Dataset records
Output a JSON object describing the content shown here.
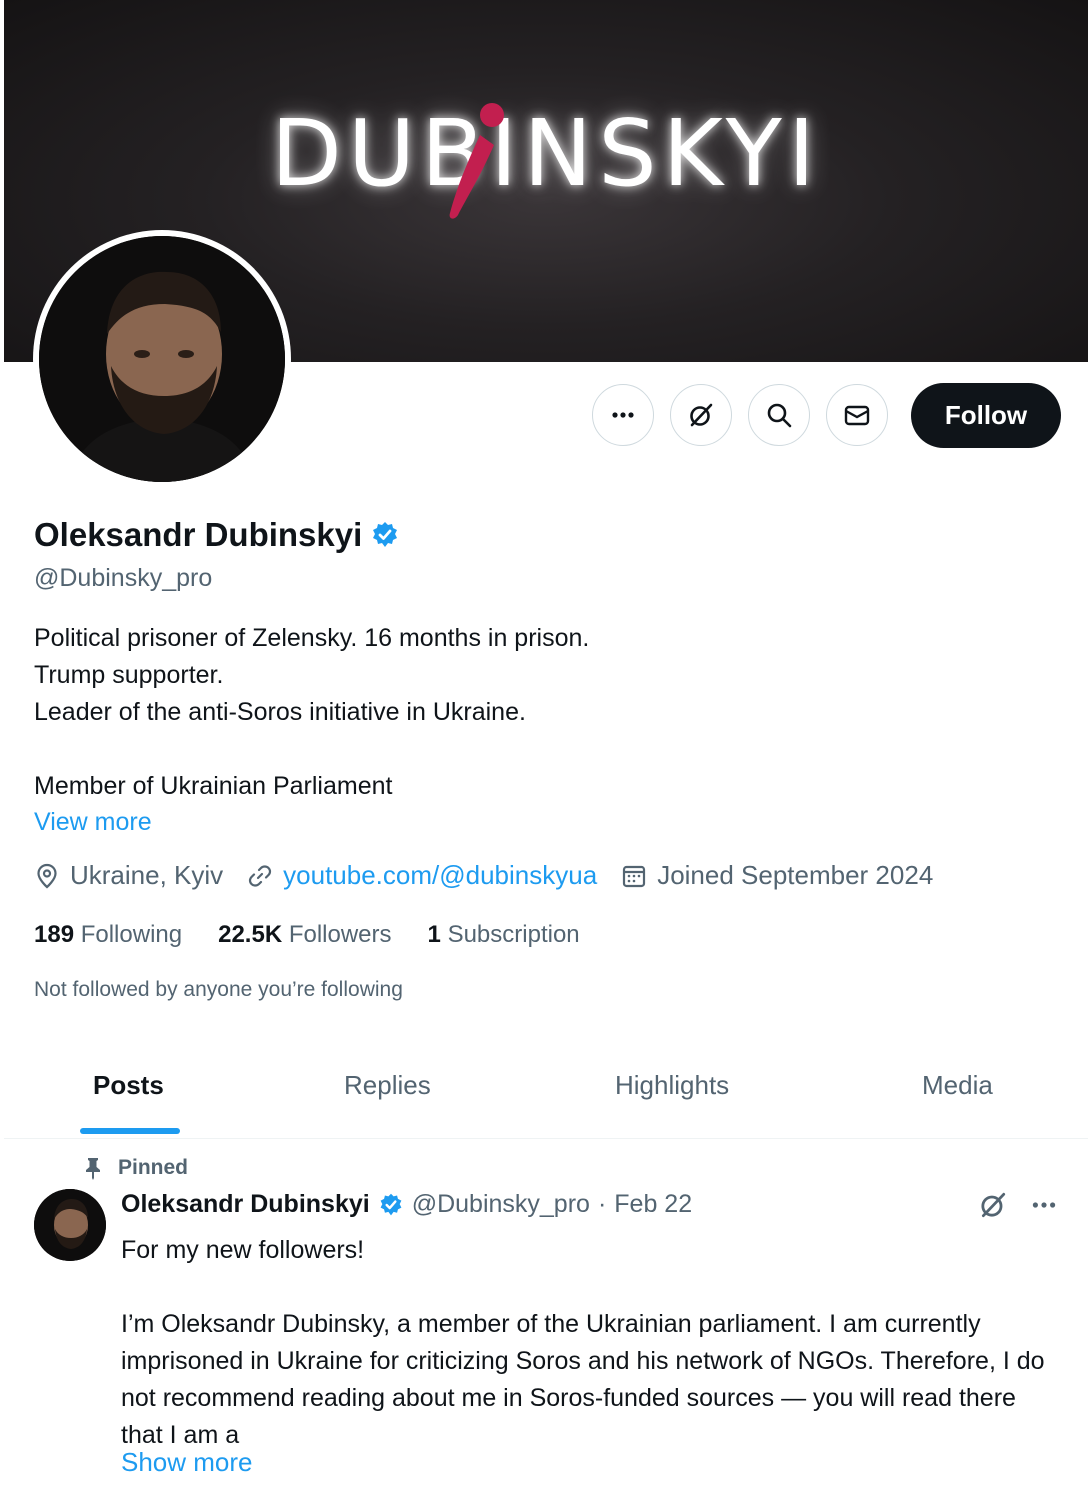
{
  "banner": {
    "logo_text": "DUBINSKYI"
  },
  "actions": {
    "more_icon": "more-icon",
    "grok_icon": "grok-icon",
    "search_icon": "search-icon",
    "message_icon": "envelope-icon",
    "follow_label": "Follow"
  },
  "profile": {
    "name": "Oleksandr Dubinskyi",
    "handle": "@Dubinsky_pro",
    "bio": "Political prisoner of Zelensky. 16 months in prison.\nTrump supporter.\nLeader of the anti-Soros initiative in Ukraine.\n\nMember of Ukrainian Parliament",
    "view_more": "View more",
    "location": "Ukraine, Kyiv",
    "link": "youtube.com/@dubinskyua",
    "joined": "Joined September 2024",
    "following_count": "189",
    "following_label": "Following",
    "followers_count": "22.5K",
    "followers_label": "Followers",
    "subscription_count": "1",
    "subscription_label": "Subscription",
    "not_followed": "Not followed by anyone you’re following"
  },
  "tabs": [
    {
      "label": "Posts"
    },
    {
      "label": "Replies"
    },
    {
      "label": "Highlights"
    },
    {
      "label": "Media"
    }
  ],
  "post": {
    "pinned_label": "Pinned",
    "author": "Oleksandr Dubinskyi",
    "handle": "@Dubinsky_pro",
    "separator": "·",
    "date": "Feb 22",
    "text": "For my new followers!\n\nI’m Oleksandr Dubinsky, a member of the Ukrainian parliament. I am currently imprisoned in Ukraine for criticizing Soros and his network of NGOs. Therefore, I do not recommend reading about me in Soros-funded sources — you will read there that I am a",
    "show_more": "Show more"
  },
  "colors": {
    "accent": "#1d9bf0",
    "text": "#0f1419",
    "muted": "#536471",
    "banner_i": "#c21f4f"
  }
}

# [PROBLEM REQUIREMENTS]
Repeat the material above in full and exactly, apart from the pictures.

# [CORRECT OUTPUT]
Output a JSON object describing the content shown here.
{
  "banner": {
    "logo_text": "DUBINSKYI"
  },
  "actions": {
    "more_icon": "more-icon",
    "grok_icon": "grok-icon",
    "search_icon": "search-icon",
    "message_icon": "envelope-icon",
    "follow_label": "Follow"
  },
  "profile": {
    "name": "Oleksandr Dubinskyi",
    "handle": "@Dubinsky_pro",
    "bio": "Political prisoner of Zelensky. 16 months in prison.\nTrump supporter.\nLeader of the anti-Soros initiative in Ukraine.\n\nMember of Ukrainian Parliament",
    "view_more": "View more",
    "location": "Ukraine, Kyiv",
    "link": "youtube.com/@dubinskyua",
    "joined": "Joined September 2024",
    "following_count": "189",
    "following_label": "Following",
    "followers_count": "22.5K",
    "followers_label": "Followers",
    "subscription_count": "1",
    "subscription_label": "Subscription",
    "not_followed": "Not followed by anyone you’re following"
  },
  "tabs": [
    {
      "label": "Posts"
    },
    {
      "label": "Replies"
    },
    {
      "label": "Highlights"
    },
    {
      "label": "Media"
    }
  ],
  "post": {
    "pinned_label": "Pinned",
    "author": "Oleksandr Dubinskyi",
    "handle": "@Dubinsky_pro",
    "separator": "·",
    "date": "Feb 22",
    "text": "For my new followers!\n\nI’m Oleksandr Dubinsky, a member of the Ukrainian parliament. I am currently imprisoned in Ukraine for criticizing Soros and his network of NGOs. Therefore, I do not recommend reading about me in Soros-funded sources — you will read there that I am a",
    "show_more": "Show more"
  },
  "colors": {
    "accent": "#1d9bf0",
    "text": "#0f1419",
    "muted": "#536471",
    "banner_i": "#c21f4f"
  }
}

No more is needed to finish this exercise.